*ENTRIES PROVIDED*:
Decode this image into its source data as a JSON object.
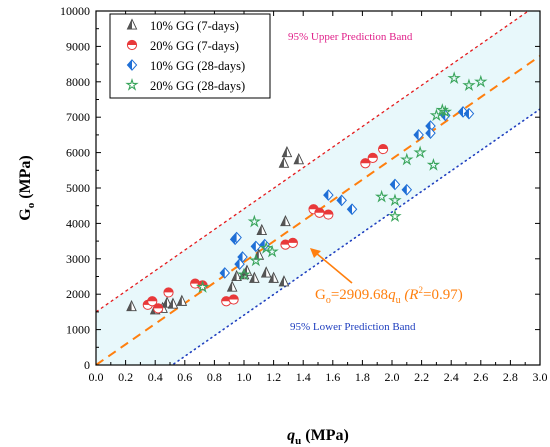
{
  "chart_data": {
    "type": "scatter",
    "xlabel": {
      "main": "q",
      "sub": "u",
      "unit": " (MPa)"
    },
    "ylabel": {
      "main": "G",
      "sub": "o",
      "unit": " (MPa)"
    },
    "xlim": [
      0.0,
      3.0
    ],
    "ylim": [
      0,
      10000
    ],
    "x_ticks": [
      "0.0",
      "0.2",
      "0.4",
      "0.6",
      "0.8",
      "1.0",
      "1.2",
      "1.4",
      "1.6",
      "1.8",
      "2.0",
      "2.2",
      "2.4",
      "2.6",
      "2.8",
      "3.0"
    ],
    "y_ticks": [
      "0",
      "1000",
      "2000",
      "3000",
      "4000",
      "5000",
      "6000",
      "7000",
      "8000",
      "9000",
      "10000"
    ],
    "grid": false,
    "legend_position": "top-left",
    "series": [
      {
        "name": "10% GG (7-days)",
        "marker": "half-triangle",
        "color": "#555555",
        "points": [
          [
            0.24,
            1650
          ],
          [
            0.4,
            1560
          ],
          [
            0.45,
            1600
          ],
          [
            0.48,
            1750
          ],
          [
            0.52,
            1720
          ],
          [
            0.58,
            1800
          ],
          [
            0.92,
            2200
          ],
          [
            0.95,
            2500
          ],
          [
            1.0,
            2550
          ],
          [
            1.02,
            2650
          ],
          [
            1.07,
            2450
          ],
          [
            1.1,
            3100
          ],
          [
            1.12,
            3800
          ],
          [
            1.15,
            2600
          ],
          [
            1.2,
            2450
          ],
          [
            1.27,
            2350
          ],
          [
            1.27,
            5700
          ],
          [
            1.29,
            6000
          ],
          [
            1.28,
            4050
          ],
          [
            1.37,
            5800
          ]
        ]
      },
      {
        "name": "20% GG (7-days)",
        "marker": "half-circle",
        "color": "#e8393a",
        "points": [
          [
            0.35,
            1700
          ],
          [
            0.38,
            1800
          ],
          [
            0.42,
            1600
          ],
          [
            0.49,
            2050
          ],
          [
            0.67,
            2300
          ],
          [
            0.72,
            2250
          ],
          [
            0.88,
            1800
          ],
          [
            0.93,
            1850
          ],
          [
            1.28,
            3400
          ],
          [
            1.33,
            3450
          ],
          [
            1.47,
            4400
          ],
          [
            1.51,
            4300
          ],
          [
            1.57,
            4250
          ],
          [
            1.82,
            5700
          ],
          [
            1.87,
            5850
          ],
          [
            1.94,
            6100
          ]
        ]
      },
      {
        "name": "10% GG (28-days)",
        "marker": "half-diamond",
        "color": "#1f6fd6",
        "points": [
          [
            0.87,
            2600
          ],
          [
            0.94,
            3550
          ],
          [
            0.95,
            3600
          ],
          [
            0.97,
            2850
          ],
          [
            0.99,
            3050
          ],
          [
            1.08,
            3350
          ],
          [
            1.14,
            3400
          ],
          [
            1.57,
            4800
          ],
          [
            1.66,
            4650
          ],
          [
            1.73,
            4400
          ],
          [
            2.02,
            5100
          ],
          [
            2.1,
            4950
          ],
          [
            2.18,
            6500
          ],
          [
            2.26,
            6750
          ],
          [
            2.26,
            6550
          ],
          [
            2.36,
            7050
          ],
          [
            2.48,
            7150
          ],
          [
            2.52,
            7100
          ]
        ]
      },
      {
        "name": "20% GG (28-days)",
        "marker": "star",
        "color": "#3aa55c",
        "points": [
          [
            0.72,
            2200
          ],
          [
            1.0,
            2550
          ],
          [
            1.07,
            4050
          ],
          [
            1.08,
            2950
          ],
          [
            1.15,
            3300
          ],
          [
            1.19,
            3200
          ],
          [
            1.93,
            4750
          ],
          [
            2.02,
            4650
          ],
          [
            2.02,
            4200
          ],
          [
            2.1,
            5800
          ],
          [
            2.19,
            6000
          ],
          [
            2.28,
            5650
          ],
          [
            2.3,
            7050
          ],
          [
            2.34,
            7200
          ],
          [
            2.36,
            7150
          ],
          [
            2.42,
            8100
          ],
          [
            2.52,
            7900
          ],
          [
            2.6,
            8000
          ]
        ]
      }
    ],
    "fit": {
      "slope": 2909.68,
      "label_main": "G",
      "label_sub": "o",
      "label_eq": "=2909.68",
      "label_var": "q",
      "label_var_sub": "u",
      "label_r2": " (R",
      "label_r2_sup": "2",
      "label_r2_val": "=0.97)",
      "color": "#ff7f0e"
    },
    "upper_band": {
      "label": "95% Upper Prediction Band",
      "offset": 1500,
      "color": "#e41a1c"
    },
    "lower_band": {
      "label": "95% Lower Prediction Band",
      "offset": -1500,
      "color": "#1f3fbf"
    },
    "band_fill": "#e8f8fb"
  }
}
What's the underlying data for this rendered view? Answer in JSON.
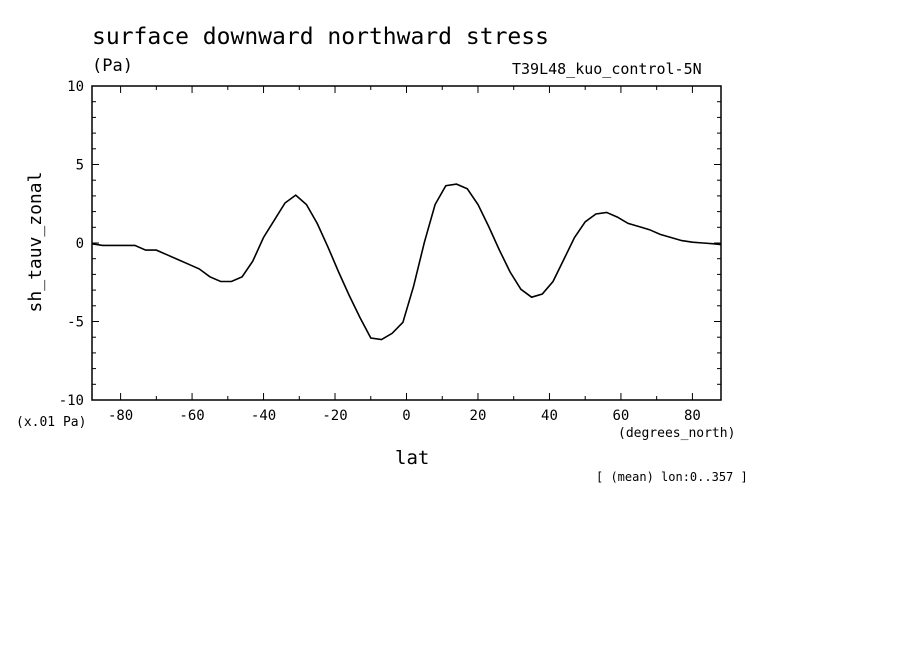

*WORK TO BE COMPLETED*: Each line of the data should be quoted exactly, with pictures left out.

*FULL OUTPUT*:
Decode this image into its source data as a JSON object.
{
  "chart_data": {
    "type": "scatter",
    "xlabel": {
      "main": "q",
      "sub": "u",
      "unit": " (MPa)"
    },
    "ylabel": {
      "main": "G",
      "sub": "o",
      "unit": " (MPa)"
    },
    "xlim": [
      0.0,
      3.0
    ],
    "ylim": [
      0,
      10000
    ],
    "x_ticks": [
      "0.0",
      "0.2",
      "0.4",
      "0.6",
      "0.8",
      "1.0",
      "1.2",
      "1.4",
      "1.6",
      "1.8",
      "2.0",
      "2.2",
      "2.4",
      "2.6",
      "2.8",
      "3.0"
    ],
    "y_ticks": [
      "0",
      "1000",
      "2000",
      "3000",
      "4000",
      "5000",
      "6000",
      "7000",
      "8000",
      "9000",
      "10000"
    ],
    "grid": false,
    "legend_position": "top-left",
    "series": [
      {
        "name": "10% GG (7-days)",
        "marker": "half-triangle",
        "color": "#555555",
        "points": [
          [
            0.24,
            1650
          ],
          [
            0.4,
            1560
          ],
          [
            0.45,
            1600
          ],
          [
            0.48,
            1750
          ],
          [
            0.52,
            1720
          ],
          [
            0.58,
            1800
          ],
          [
            0.92,
            2200
          ],
          [
            0.95,
            2500
          ],
          [
            1.0,
            2550
          ],
          [
            1.02,
            2650
          ],
          [
            1.07,
            2450
          ],
          [
            1.1,
            3100
          ],
          [
            1.12,
            3800
          ],
          [
            1.15,
            2600
          ],
          [
            1.2,
            2450
          ],
          [
            1.27,
            2350
          ],
          [
            1.27,
            5700
          ],
          [
            1.29,
            6000
          ],
          [
            1.28,
            4050
          ],
          [
            1.37,
            5800
          ]
        ]
      },
      {
        "name": "20% GG (7-days)",
        "marker": "half-circle",
        "color": "#e8393a",
        "points": [
          [
            0.35,
            1700
          ],
          [
            0.38,
            1800
          ],
          [
            0.42,
            1600
          ],
          [
            0.49,
            2050
          ],
          [
            0.67,
            2300
          ],
          [
            0.72,
            2250
          ],
          [
            0.88,
            1800
          ],
          [
            0.93,
            1850
          ],
          [
            1.28,
            3400
          ],
          [
            1.33,
            3450
          ],
          [
            1.47,
            4400
          ],
          [
            1.51,
            4300
          ],
          [
            1.57,
            4250
          ],
          [
            1.82,
            5700
          ],
          [
            1.87,
            5850
          ],
          [
            1.94,
            6100
          ]
        ]
      },
      {
        "name": "10% GG (28-days)",
        "marker": "half-diamond",
        "color": "#1f6fd6",
        "points": [
          [
            0.87,
            2600
          ],
          [
            0.94,
            3550
          ],
          [
            0.95,
            3600
          ],
          [
            0.97,
            2850
          ],
          [
            0.99,
            3050
          ],
          [
            1.08,
            3350
          ],
          [
            1.14,
            3400
          ],
          [
            1.57,
            4800
          ],
          [
            1.66,
            4650
          ],
          [
            1.73,
            4400
          ],
          [
            2.02,
            5100
          ],
          [
            2.1,
            4950
          ],
          [
            2.18,
            6500
          ],
          [
            2.26,
            6750
          ],
          [
            2.26,
            6550
          ],
          [
            2.36,
            7050
          ],
          [
            2.48,
            7150
          ],
          [
            2.52,
            7100
          ]
        ]
      },
      {
        "name": "20% GG (28-days)",
        "marker": "star",
        "color": "#3aa55c",
        "points": [
          [
            0.72,
            2200
          ],
          [
            1.0,
            2550
          ],
          [
            1.07,
            4050
          ],
          [
            1.08,
            2950
          ],
          [
            1.15,
            3300
          ],
          [
            1.19,
            3200
          ],
          [
            1.93,
            4750
          ],
          [
            2.02,
            4650
          ],
          [
            2.02,
            4200
          ],
          [
            2.1,
            5800
          ],
          [
            2.19,
            6000
          ],
          [
            2.28,
            5650
          ],
          [
            2.3,
            7050
          ],
          [
            2.34,
            7200
          ],
          [
            2.36,
            7150
          ],
          [
            2.42,
            8100
          ],
          [
            2.52,
            7900
          ],
          [
            2.6,
            8000
          ]
        ]
      }
    ],
    "fit": {
      "slope": 2909.68,
      "label_main": "G",
      "label_sub": "o",
      "label_eq": "=2909.68",
      "label_var": "q",
      "label_var_sub": "u",
      "label_r2": " (R",
      "label_r2_sup": "2",
      "label_r2_val": "=0.97)",
      "color": "#ff7f0e"
    },
    "upper_band": {
      "label": "95% Upper Prediction Band",
      "offset": 1500,
      "color": "#e41a1c"
    },
    "lower_band": {
      "label": "95% Lower Prediction Band",
      "offset": -1500,
      "color": "#1f3fbf"
    },
    "band_fill": "#e8f8fb"
  }
}
What's the underlying data for this rendered view? Answer in JSON.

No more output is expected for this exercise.